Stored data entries
-------------------------

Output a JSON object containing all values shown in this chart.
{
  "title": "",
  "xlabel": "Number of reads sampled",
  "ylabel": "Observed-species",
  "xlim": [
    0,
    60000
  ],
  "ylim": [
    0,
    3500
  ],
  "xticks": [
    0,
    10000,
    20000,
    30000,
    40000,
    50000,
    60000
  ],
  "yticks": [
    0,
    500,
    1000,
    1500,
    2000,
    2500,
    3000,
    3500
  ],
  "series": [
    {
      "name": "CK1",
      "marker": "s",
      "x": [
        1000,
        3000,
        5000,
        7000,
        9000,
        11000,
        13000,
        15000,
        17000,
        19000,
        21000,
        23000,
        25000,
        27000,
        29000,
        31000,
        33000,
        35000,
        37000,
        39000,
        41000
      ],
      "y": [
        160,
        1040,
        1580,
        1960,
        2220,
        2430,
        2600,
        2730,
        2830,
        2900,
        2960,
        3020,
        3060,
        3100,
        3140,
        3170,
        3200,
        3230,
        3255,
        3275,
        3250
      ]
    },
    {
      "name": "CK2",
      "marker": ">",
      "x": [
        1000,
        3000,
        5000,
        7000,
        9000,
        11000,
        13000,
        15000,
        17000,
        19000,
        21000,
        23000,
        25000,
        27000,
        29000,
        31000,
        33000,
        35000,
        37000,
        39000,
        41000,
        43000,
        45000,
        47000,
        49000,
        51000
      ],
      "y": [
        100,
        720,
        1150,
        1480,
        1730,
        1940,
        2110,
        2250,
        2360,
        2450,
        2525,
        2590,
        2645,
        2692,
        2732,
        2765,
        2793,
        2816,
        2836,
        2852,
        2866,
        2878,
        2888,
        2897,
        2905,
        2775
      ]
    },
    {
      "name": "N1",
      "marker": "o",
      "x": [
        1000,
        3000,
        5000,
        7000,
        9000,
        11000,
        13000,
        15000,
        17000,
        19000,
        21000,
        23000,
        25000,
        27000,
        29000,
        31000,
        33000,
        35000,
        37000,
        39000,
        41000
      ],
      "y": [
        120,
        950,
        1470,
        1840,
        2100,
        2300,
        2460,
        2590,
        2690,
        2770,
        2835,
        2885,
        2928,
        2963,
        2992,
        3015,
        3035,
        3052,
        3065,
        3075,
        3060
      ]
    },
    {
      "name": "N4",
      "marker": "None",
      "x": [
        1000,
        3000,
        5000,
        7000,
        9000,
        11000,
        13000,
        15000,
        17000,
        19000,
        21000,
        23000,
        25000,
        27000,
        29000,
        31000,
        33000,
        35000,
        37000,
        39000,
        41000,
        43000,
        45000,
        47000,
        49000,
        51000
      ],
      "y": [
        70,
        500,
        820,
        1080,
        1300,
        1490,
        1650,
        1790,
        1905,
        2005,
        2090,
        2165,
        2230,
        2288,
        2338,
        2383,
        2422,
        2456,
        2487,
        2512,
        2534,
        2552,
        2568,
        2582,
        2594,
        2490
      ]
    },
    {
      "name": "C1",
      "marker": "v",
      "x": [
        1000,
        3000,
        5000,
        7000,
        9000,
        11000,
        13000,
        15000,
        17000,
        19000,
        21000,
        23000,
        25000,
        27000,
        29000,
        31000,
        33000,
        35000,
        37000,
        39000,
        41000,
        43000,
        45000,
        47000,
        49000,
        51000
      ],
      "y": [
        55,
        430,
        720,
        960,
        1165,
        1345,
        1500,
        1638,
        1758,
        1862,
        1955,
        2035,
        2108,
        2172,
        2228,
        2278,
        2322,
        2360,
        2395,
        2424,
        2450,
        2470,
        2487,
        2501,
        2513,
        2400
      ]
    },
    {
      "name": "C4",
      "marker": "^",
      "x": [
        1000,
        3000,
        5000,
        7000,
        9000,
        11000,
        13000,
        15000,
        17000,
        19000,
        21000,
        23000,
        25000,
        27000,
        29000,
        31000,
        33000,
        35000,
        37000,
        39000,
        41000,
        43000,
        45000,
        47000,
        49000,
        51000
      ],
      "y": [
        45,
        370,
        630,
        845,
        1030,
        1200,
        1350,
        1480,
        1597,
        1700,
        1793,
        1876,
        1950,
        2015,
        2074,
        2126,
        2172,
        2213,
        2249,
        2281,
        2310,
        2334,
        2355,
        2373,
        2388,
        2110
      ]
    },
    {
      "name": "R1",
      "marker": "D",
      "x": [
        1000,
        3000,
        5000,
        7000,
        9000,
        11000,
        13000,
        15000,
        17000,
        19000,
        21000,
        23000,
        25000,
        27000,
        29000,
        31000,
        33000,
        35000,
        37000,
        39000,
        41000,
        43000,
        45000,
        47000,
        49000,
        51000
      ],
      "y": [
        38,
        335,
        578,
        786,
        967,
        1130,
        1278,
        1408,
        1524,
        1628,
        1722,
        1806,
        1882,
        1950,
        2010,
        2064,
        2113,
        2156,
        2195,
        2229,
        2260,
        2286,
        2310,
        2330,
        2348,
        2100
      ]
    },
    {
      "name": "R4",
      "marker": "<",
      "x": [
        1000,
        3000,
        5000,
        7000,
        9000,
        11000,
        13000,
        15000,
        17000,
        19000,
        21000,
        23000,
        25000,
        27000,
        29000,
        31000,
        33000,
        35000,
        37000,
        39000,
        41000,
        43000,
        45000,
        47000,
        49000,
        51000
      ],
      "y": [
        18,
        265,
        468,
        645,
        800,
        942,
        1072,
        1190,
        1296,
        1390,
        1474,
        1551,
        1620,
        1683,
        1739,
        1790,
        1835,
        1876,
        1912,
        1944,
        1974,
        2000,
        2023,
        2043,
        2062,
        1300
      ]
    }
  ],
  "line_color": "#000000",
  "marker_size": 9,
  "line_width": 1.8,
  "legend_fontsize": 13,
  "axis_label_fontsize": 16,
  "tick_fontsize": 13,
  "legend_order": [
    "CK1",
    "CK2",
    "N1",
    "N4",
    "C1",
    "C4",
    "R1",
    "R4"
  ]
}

-------------------------

= Problem statement =
Without changing a word, restate the whole listing.

= The response =
Output a JSON object containing all values shown in this chart.
{
  "title": "",
  "xlabel": "Number of reads sampled",
  "ylabel": "Observed-species",
  "xlim": [
    0,
    60000
  ],
  "ylim": [
    0,
    3500
  ],
  "xticks": [
    0,
    10000,
    20000,
    30000,
    40000,
    50000,
    60000
  ],
  "yticks": [
    0,
    500,
    1000,
    1500,
    2000,
    2500,
    3000,
    3500
  ],
  "series": [
    {
      "name": "CK1",
      "marker": "s",
      "x": [
        1000,
        3000,
        5000,
        7000,
        9000,
        11000,
        13000,
        15000,
        17000,
        19000,
        21000,
        23000,
        25000,
        27000,
        29000,
        31000,
        33000,
        35000,
        37000,
        39000,
        41000
      ],
      "y": [
        160,
        1040,
        1580,
        1960,
        2220,
        2430,
        2600,
        2730,
        2830,
        2900,
        2960,
        3020,
        3060,
        3100,
        3140,
        3170,
        3200,
        3230,
        3255,
        3275,
        3250
      ]
    },
    {
      "name": "CK2",
      "marker": ">",
      "x": [
        1000,
        3000,
        5000,
        7000,
        9000,
        11000,
        13000,
        15000,
        17000,
        19000,
        21000,
        23000,
        25000,
        27000,
        29000,
        31000,
        33000,
        35000,
        37000,
        39000,
        41000,
        43000,
        45000,
        47000,
        49000,
        51000
      ],
      "y": [
        100,
        720,
        1150,
        1480,
        1730,
        1940,
        2110,
        2250,
        2360,
        2450,
        2525,
        2590,
        2645,
        2692,
        2732,
        2765,
        2793,
        2816,
        2836,
        2852,
        2866,
        2878,
        2888,
        2897,
        2905,
        2775
      ]
    },
    {
      "name": "N1",
      "marker": "o",
      "x": [
        1000,
        3000,
        5000,
        7000,
        9000,
        11000,
        13000,
        15000,
        17000,
        19000,
        21000,
        23000,
        25000,
        27000,
        29000,
        31000,
        33000,
        35000,
        37000,
        39000,
        41000
      ],
      "y": [
        120,
        950,
        1470,
        1840,
        2100,
        2300,
        2460,
        2590,
        2690,
        2770,
        2835,
        2885,
        2928,
        2963,
        2992,
        3015,
        3035,
        3052,
        3065,
        3075,
        3060
      ]
    },
    {
      "name": "N4",
      "marker": "None",
      "x": [
        1000,
        3000,
        5000,
        7000,
        9000,
        11000,
        13000,
        15000,
        17000,
        19000,
        21000,
        23000,
        25000,
        27000,
        29000,
        31000,
        33000,
        35000,
        37000,
        39000,
        41000,
        43000,
        45000,
        47000,
        49000,
        51000
      ],
      "y": [
        70,
        500,
        820,
        1080,
        1300,
        1490,
        1650,
        1790,
        1905,
        2005,
        2090,
        2165,
        2230,
        2288,
        2338,
        2383,
        2422,
        2456,
        2487,
        2512,
        2534,
        2552,
        2568,
        2582,
        2594,
        2490
      ]
    },
    {
      "name": "C1",
      "marker": "v",
      "x": [
        1000,
        3000,
        5000,
        7000,
        9000,
        11000,
        13000,
        15000,
        17000,
        19000,
        21000,
        23000,
        25000,
        27000,
        29000,
        31000,
        33000,
        35000,
        37000,
        39000,
        41000,
        43000,
        45000,
        47000,
        49000,
        51000
      ],
      "y": [
        55,
        430,
        720,
        960,
        1165,
        1345,
        1500,
        1638,
        1758,
        1862,
        1955,
        2035,
        2108,
        2172,
        2228,
        2278,
        2322,
        2360,
        2395,
        2424,
        2450,
        2470,
        2487,
        2501,
        2513,
        2400
      ]
    },
    {
      "name": "C4",
      "marker": "^",
      "x": [
        1000,
        3000,
        5000,
        7000,
        9000,
        11000,
        13000,
        15000,
        17000,
        19000,
        21000,
        23000,
        25000,
        27000,
        29000,
        31000,
        33000,
        35000,
        37000,
        39000,
        41000,
        43000,
        45000,
        47000,
        49000,
        51000
      ],
      "y": [
        45,
        370,
        630,
        845,
        1030,
        1200,
        1350,
        1480,
        1597,
        1700,
        1793,
        1876,
        1950,
        2015,
        2074,
        2126,
        2172,
        2213,
        2249,
        2281,
        2310,
        2334,
        2355,
        2373,
        2388,
        2110
      ]
    },
    {
      "name": "R1",
      "marker": "D",
      "x": [
        1000,
        3000,
        5000,
        7000,
        9000,
        11000,
        13000,
        15000,
        17000,
        19000,
        21000,
        23000,
        25000,
        27000,
        29000,
        31000,
        33000,
        35000,
        37000,
        39000,
        41000,
        43000,
        45000,
        47000,
        49000,
        51000
      ],
      "y": [
        38,
        335,
        578,
        786,
        967,
        1130,
        1278,
        1408,
        1524,
        1628,
        1722,
        1806,
        1882,
        1950,
        2010,
        2064,
        2113,
        2156,
        2195,
        2229,
        2260,
        2286,
        2310,
        2330,
        2348,
        2100
      ]
    },
    {
      "name": "R4",
      "marker": "<",
      "x": [
        1000,
        3000,
        5000,
        7000,
        9000,
        11000,
        13000,
        15000,
        17000,
        19000,
        21000,
        23000,
        25000,
        27000,
        29000,
        31000,
        33000,
        35000,
        37000,
        39000,
        41000,
        43000,
        45000,
        47000,
        49000,
        51000
      ],
      "y": [
        18,
        265,
        468,
        645,
        800,
        942,
        1072,
        1190,
        1296,
        1390,
        1474,
        1551,
        1620,
        1683,
        1739,
        1790,
        1835,
        1876,
        1912,
        1944,
        1974,
        2000,
        2023,
        2043,
        2062,
        1300
      ]
    }
  ],
  "line_color": "#000000",
  "marker_size": 9,
  "line_width": 1.8,
  "legend_fontsize": 13,
  "axis_label_fontsize": 16,
  "tick_fontsize": 13,
  "legend_order": [
    "CK1",
    "CK2",
    "N1",
    "N4",
    "C1",
    "C4",
    "R1",
    "R4"
  ]
}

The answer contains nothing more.